## START EXTRACTED ENTRIES

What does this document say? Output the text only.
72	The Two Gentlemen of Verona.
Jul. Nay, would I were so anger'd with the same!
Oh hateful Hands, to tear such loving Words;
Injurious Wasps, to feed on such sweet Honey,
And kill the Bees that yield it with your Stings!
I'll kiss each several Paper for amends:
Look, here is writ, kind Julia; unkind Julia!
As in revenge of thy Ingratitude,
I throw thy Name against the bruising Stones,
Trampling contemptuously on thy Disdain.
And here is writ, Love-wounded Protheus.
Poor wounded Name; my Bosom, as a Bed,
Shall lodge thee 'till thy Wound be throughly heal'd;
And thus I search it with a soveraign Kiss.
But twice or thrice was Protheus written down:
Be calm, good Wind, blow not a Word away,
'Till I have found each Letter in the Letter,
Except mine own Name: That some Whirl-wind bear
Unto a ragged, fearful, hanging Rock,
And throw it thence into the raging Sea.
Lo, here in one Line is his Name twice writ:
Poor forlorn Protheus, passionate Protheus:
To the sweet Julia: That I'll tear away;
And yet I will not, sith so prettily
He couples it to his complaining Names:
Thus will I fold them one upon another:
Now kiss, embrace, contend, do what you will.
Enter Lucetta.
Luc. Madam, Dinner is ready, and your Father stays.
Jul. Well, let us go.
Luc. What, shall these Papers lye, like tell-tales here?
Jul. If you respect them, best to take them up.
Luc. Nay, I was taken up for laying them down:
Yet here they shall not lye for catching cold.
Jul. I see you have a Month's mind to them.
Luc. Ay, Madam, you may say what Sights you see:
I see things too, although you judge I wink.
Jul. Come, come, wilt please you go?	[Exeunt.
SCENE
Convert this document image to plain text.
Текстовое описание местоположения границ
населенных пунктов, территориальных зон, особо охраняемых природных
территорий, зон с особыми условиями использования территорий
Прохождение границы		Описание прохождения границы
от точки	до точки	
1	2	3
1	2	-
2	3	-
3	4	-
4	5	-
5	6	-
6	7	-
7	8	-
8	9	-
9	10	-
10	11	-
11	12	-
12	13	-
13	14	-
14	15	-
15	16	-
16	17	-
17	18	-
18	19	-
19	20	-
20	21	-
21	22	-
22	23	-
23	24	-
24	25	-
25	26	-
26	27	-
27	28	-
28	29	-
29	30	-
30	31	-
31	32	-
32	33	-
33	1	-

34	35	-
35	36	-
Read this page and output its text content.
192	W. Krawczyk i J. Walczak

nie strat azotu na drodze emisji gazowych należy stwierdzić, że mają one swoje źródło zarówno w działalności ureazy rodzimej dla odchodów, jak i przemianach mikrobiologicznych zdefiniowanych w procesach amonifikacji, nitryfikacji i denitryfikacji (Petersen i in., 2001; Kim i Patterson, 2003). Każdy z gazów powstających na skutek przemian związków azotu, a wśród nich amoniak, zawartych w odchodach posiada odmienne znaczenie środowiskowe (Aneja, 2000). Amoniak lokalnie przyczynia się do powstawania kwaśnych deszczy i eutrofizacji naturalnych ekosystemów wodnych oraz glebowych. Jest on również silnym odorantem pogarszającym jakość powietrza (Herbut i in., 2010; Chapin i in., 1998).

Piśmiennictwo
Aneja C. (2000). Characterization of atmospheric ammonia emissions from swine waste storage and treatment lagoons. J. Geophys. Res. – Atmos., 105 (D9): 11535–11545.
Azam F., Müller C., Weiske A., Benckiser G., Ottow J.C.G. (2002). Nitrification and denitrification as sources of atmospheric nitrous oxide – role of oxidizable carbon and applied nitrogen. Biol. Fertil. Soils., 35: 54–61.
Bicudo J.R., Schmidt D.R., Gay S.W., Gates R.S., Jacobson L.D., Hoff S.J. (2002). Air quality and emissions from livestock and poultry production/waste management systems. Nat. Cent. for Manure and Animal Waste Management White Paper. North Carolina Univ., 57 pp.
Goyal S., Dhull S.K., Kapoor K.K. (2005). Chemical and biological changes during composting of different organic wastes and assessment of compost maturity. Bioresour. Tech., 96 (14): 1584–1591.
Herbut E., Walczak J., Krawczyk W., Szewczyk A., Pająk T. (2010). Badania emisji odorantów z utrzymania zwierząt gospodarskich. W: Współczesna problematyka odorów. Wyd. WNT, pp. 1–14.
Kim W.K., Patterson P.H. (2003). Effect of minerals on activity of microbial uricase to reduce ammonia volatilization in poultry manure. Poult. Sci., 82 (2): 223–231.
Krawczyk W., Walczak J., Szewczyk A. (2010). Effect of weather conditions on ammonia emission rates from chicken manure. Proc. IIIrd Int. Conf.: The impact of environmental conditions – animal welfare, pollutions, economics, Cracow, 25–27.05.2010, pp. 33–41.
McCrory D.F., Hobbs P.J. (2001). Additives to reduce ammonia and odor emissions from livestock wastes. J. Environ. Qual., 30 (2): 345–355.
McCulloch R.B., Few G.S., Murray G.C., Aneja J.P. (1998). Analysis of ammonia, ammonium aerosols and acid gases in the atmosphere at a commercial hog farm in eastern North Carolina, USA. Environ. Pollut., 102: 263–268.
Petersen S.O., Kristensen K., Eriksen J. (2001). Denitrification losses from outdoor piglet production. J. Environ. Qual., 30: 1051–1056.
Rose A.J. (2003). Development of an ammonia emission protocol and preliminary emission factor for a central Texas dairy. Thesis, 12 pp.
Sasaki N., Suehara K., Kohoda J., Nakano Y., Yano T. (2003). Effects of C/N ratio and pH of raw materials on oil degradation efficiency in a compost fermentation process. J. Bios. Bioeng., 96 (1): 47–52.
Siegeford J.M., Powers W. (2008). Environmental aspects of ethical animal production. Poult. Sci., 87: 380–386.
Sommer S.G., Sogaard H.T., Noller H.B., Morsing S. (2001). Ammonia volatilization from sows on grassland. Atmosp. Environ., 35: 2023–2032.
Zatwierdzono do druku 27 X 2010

## END EXTRACTED ENTRIES

### [SHORT PROBLEM]
In full and verbatim, repeat the records given above.

### [EXERCISE OUTPUT]
What does this document say? Output the text only.
72	The Two Gentlemen of Verona.
Jul. Nay, would I were so anger'd with the same!
Oh hateful Hands, to tear such loving Words;
Injurious Wasps, to feed on such sweet Honey,
And kill the Bees that yield it with your Stings!
I'll kiss each several Paper for amends:
Look, here is writ, kind Julia; unkind Julia!
As in revenge of thy Ingratitude,
I throw thy Name against the bruising Stones,
Trampling contemptuously on thy Disdain.
And here is writ, Love-wounded Protheus.
Poor wounded Name; my Bosom, as a Bed,
Shall lodge thee 'till thy Wound be throughly heal'd;
And thus I search it with a soveraign Kiss.
But twice or thrice was Protheus written down:
Be calm, good Wind, blow not a Word away,
'Till I have found each Letter in the Letter,
Except mine own Name: That some Whirl-wind bear
Unto a ragged, fearful, hanging Rock,
And throw it thence into the raging Sea.
Lo, here in one Line is his Name twice writ:
Poor forlorn Protheus, passionate Protheus:
To the sweet Julia: That I'll tear away;
And yet I will not, sith so prettily
He couples it to his complaining Names:
Thus will I fold them one upon another:
Now kiss, embrace, contend, do what you will.
Enter Lucetta.
Luc. Madam, Dinner is ready, and your Father stays.
Jul. Well, let us go.
Luc. What, shall these Papers lye, like tell-tales here?
Jul. If you respect them, best to take them up.
Luc. Nay, I was taken up for laying them down:
Yet here they shall not lye for catching cold.
Jul. I see you have a Month's mind to them.
Luc. Ay, Madam, you may say what Sights you see:
I see things too, although you judge I wink.
Jul. Come, come, wilt please you go?	[Exeunt.
SCENE
Convert this document image to plain text.
Текстовое описание местоположения границ
населенных пунктов, территориальных зон, особо охраняемых природных
территорий, зон с особыми условиями использования территорий
Прохождение границы		Описание прохождения границы
от точки	до точки	
1	2	3
1	2	-
2	3	-
3	4	-
4	5	-
5	6	-
6	7	-
7	8	-
8	9	-
9	10	-
10	11	-
11	12	-
12	13	-
13	14	-
14	15	-
15	16	-
16	17	-
17	18	-
18	19	-
19	20	-
20	21	-
21	22	-
22	23	-
23	24	-
24	25	-
25	26	-
26	27	-
27	28	-
28	29	-
29	30	-
30	31	-
31	32	-
32	33	-
33	1	-

34	35	-
35	36	-
Read this page and output its text content.
192	W. Krawczyk i J. Walczak

nie strat azotu na drodze emisji gazowych należy stwierdzić, że mają one swoje źródło zarówno w działalności ureazy rodzimej dla odchodów, jak i przemianach mikrobiologicznych zdefiniowanych w procesach amonifikacji, nitryfikacji i denitryfikacji (Petersen i in., 2001; Kim i Patterson, 2003). Każdy z gazów powstających na skutek przemian związków azotu, a wśród nich amoniak, zawartych w odchodach posiada odmienne znaczenie środowiskowe (Aneja, 2000). Amoniak lokalnie przyczynia się do powstawania kwaśnych deszczy i eutrofizacji naturalnych ekosystemów wodnych oraz glebowych. Jest on również silnym odorantem pogarszającym jakość powietrza (Herbut i in., 2010; Chapin i in., 1998).

Piśmiennictwo
Aneja C. (2000). Characterization of atmospheric ammonia emissions from swine waste storage and treatment lagoons. J. Geophys. Res. – Atmos., 105 (D9): 11535–11545.
Azam F., Müller C., Weiske A., Benckiser G., Ottow J.C.G. (2002). Nitrification and denitrification as sources of atmospheric nitrous oxide – role of oxidizable carbon and applied nitrogen. Biol. Fertil. Soils., 35: 54–61.
Bicudo J.R., Schmidt D.R., Gay S.W., Gates R.S., Jacobson L.D., Hoff S.J. (2002). Air quality and emissions from livestock and poultry production/waste management systems. Nat. Cent. for Manure and Animal Waste Management White Paper. North Carolina Univ., 57 pp.
Goyal S., Dhull S.K., Kapoor K.K. (2005). Chemical and biological changes during composting of different organic wastes and assessment of compost maturity. Bioresour. Tech., 96 (14): 1584–1591.
Herbut E., Walczak J., Krawczyk W., Szewczyk A., Pająk T. (2010). Badania emisji odorantów z utrzymania zwierząt gospodarskich. W: Współczesna problematyka odorów. Wyd. WNT, pp. 1–14.
Kim W.K., Patterson P.H. (2003). Effect of minerals on activity of microbial uricase to reduce ammonia volatilization in poultry manure. Poult. Sci., 82 (2): 223–231.
Krawczyk W., Walczak J., Szewczyk A. (2010). Effect of weather conditions on ammonia emission rates from chicken manure. Proc. IIIrd Int. Conf.: The impact of environmental conditions – animal welfare, pollutions, economics, Cracow, 25–27.05.2010, pp. 33–41.
McCrory D.F., Hobbs P.J. (2001). Additives to reduce ammonia and odor emissions from livestock wastes. J. Environ. Qual., 30 (2): 345–355.
McCulloch R.B., Few G.S., Murray G.C., Aneja J.P. (1998). Analysis of ammonia, ammonium aerosols and acid gases in the atmosphere at a commercial hog farm in eastern North Carolina, USA. Environ. Pollut., 102: 263–268.
Petersen S.O., Kristensen K., Eriksen J. (2001). Denitrification losses from outdoor piglet production. J. Environ. Qual., 30: 1051–1056.
Rose A.J. (2003). Development of an ammonia emission protocol and preliminary emission factor for a central Texas dairy. Thesis, 12 pp.
Sasaki N., Suehara K., Kohoda J., Nakano Y., Yano T. (2003). Effects of C/N ratio and pH of raw materials on oil degradation efficiency in a compost fermentation process. J. Bios. Bioeng., 96 (1): 47–52.
Siegeford J.M., Powers W. (2008). Environmental aspects of ethical animal production. Poult. Sci., 87: 380–386.
Sommer S.G., Sogaard H.T., Noller H.B., Morsing S. (2001). Ammonia volatilization from sows on grassland. Atmosp. Environ., 35: 2023–2032.
Zatwierdzono do druku 27 X 2010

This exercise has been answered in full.